# Data records:
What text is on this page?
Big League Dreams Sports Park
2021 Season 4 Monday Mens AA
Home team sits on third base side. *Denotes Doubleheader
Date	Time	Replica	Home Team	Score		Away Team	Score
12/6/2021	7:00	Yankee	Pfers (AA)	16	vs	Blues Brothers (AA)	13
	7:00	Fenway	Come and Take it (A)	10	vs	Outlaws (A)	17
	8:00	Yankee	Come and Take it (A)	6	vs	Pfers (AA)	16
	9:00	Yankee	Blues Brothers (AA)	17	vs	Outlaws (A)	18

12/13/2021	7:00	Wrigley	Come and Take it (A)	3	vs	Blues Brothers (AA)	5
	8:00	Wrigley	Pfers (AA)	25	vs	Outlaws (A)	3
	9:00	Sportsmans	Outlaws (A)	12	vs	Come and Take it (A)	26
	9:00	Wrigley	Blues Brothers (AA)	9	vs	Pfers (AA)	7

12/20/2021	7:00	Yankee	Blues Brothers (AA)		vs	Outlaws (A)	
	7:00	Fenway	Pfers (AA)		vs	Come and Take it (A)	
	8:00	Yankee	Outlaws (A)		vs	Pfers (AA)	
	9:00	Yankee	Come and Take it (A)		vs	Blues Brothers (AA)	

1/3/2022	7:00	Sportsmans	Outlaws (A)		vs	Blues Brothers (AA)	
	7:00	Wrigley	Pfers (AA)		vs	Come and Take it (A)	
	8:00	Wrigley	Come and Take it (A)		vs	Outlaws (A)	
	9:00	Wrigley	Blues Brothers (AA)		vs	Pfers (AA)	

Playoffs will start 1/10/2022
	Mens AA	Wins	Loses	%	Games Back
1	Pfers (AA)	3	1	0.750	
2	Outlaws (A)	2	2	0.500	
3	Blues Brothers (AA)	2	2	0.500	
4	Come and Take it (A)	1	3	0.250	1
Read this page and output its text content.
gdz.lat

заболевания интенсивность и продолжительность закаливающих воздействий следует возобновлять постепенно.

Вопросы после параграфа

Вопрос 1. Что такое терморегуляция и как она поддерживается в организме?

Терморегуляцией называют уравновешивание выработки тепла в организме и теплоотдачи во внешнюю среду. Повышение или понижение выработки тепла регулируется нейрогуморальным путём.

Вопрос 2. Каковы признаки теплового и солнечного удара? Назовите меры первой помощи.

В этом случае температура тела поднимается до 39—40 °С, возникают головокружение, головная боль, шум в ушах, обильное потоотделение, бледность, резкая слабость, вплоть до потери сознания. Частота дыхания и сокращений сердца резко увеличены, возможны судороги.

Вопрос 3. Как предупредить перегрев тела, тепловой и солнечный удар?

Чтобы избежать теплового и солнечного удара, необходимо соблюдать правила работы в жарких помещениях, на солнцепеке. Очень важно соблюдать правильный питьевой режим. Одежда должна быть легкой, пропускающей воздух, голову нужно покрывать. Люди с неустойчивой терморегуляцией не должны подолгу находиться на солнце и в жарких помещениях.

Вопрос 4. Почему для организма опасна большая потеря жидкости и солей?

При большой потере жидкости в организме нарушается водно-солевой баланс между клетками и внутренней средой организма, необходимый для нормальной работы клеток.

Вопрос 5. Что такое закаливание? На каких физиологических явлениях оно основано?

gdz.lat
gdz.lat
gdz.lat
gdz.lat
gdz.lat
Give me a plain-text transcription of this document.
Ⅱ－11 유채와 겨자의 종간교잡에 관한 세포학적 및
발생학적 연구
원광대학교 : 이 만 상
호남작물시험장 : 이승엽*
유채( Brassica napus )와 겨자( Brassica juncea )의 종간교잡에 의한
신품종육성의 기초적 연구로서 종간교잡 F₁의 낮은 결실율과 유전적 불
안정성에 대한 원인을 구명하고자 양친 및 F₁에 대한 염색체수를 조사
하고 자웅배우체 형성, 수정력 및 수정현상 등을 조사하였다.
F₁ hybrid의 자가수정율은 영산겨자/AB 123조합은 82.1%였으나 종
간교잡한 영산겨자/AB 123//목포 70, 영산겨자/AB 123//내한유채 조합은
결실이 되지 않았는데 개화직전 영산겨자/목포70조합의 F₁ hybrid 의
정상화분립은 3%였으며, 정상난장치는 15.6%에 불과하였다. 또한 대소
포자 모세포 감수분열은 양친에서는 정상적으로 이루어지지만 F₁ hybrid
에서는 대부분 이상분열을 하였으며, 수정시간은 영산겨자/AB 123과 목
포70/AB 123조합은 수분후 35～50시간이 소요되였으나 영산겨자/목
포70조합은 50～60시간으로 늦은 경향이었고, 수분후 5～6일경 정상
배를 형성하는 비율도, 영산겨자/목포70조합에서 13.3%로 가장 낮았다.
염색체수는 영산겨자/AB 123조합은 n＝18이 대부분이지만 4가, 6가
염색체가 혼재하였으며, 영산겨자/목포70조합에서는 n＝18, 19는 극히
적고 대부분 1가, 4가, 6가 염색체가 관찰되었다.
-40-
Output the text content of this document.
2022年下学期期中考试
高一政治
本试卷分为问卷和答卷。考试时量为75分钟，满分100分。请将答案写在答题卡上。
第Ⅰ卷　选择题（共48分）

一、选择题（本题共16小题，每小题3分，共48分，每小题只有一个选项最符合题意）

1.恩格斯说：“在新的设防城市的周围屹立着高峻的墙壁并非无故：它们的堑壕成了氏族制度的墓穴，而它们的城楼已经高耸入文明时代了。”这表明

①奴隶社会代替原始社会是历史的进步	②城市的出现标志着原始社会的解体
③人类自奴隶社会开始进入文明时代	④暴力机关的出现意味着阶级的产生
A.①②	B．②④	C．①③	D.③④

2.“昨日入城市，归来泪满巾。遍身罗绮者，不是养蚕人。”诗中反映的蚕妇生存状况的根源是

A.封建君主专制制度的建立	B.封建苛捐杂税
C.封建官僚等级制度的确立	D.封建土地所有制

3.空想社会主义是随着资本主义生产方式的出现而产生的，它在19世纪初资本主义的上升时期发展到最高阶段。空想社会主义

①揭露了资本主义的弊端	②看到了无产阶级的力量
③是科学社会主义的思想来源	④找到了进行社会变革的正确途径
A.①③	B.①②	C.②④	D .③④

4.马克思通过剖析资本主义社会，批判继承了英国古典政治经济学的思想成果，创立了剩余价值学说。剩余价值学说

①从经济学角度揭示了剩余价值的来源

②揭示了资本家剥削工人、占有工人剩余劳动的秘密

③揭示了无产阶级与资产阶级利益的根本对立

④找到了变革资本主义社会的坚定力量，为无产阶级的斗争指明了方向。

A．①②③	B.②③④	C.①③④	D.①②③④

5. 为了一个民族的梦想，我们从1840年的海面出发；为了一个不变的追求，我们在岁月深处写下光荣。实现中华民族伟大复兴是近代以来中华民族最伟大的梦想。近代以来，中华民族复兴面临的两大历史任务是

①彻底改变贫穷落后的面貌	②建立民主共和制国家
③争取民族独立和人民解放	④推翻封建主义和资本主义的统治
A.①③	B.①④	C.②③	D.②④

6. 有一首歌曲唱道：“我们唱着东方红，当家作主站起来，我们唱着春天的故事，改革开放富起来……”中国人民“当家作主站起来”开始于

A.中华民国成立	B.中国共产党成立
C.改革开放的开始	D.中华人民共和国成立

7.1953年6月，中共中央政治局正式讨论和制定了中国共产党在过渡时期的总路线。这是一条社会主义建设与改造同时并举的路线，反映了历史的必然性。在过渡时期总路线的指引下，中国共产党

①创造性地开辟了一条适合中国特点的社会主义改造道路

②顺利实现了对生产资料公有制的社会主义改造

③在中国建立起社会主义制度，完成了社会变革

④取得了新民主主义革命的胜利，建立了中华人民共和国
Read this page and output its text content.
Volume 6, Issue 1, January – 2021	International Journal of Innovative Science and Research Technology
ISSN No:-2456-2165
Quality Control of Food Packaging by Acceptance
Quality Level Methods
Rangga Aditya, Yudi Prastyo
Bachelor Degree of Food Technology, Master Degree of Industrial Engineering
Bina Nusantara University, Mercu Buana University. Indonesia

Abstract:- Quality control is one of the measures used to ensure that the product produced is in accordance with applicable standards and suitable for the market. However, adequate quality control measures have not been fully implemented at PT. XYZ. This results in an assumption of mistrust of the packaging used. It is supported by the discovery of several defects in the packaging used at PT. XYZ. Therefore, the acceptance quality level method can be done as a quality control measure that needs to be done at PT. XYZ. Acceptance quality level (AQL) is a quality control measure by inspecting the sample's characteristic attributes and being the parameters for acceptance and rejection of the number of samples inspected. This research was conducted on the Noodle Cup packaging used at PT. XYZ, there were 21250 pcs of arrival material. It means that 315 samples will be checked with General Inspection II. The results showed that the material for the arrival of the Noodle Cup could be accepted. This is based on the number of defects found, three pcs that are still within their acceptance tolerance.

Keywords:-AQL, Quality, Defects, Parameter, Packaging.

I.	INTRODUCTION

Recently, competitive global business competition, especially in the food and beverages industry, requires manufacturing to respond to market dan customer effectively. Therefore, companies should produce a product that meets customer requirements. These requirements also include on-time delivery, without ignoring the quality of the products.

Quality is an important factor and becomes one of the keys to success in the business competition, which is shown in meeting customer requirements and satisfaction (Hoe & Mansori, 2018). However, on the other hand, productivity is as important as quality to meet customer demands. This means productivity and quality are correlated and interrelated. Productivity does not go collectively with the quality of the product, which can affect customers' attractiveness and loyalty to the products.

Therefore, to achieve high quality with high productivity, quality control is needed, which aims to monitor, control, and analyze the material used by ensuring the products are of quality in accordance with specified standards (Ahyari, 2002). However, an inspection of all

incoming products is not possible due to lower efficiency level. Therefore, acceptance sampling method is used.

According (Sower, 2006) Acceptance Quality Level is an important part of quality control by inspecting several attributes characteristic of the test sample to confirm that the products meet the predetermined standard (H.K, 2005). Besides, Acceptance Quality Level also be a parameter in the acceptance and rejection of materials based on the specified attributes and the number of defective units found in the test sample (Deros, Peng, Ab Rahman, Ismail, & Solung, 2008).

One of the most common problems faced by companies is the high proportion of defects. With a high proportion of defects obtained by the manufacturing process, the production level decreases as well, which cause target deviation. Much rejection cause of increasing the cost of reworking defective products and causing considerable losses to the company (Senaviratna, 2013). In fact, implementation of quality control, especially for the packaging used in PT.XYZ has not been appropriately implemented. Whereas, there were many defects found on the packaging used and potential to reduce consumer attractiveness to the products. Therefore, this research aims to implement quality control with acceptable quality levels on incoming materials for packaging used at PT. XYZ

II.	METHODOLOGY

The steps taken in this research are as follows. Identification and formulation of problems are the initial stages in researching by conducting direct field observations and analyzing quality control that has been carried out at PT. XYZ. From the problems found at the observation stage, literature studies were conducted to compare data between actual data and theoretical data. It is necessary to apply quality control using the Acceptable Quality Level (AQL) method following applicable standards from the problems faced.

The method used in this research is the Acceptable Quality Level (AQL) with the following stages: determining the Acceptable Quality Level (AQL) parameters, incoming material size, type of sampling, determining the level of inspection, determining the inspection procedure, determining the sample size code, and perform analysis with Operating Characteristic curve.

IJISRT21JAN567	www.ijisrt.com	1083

# Exercise prompt:
Say how many lines in the records hold the string "Sportsmans", and say nothing else.

# Result:
2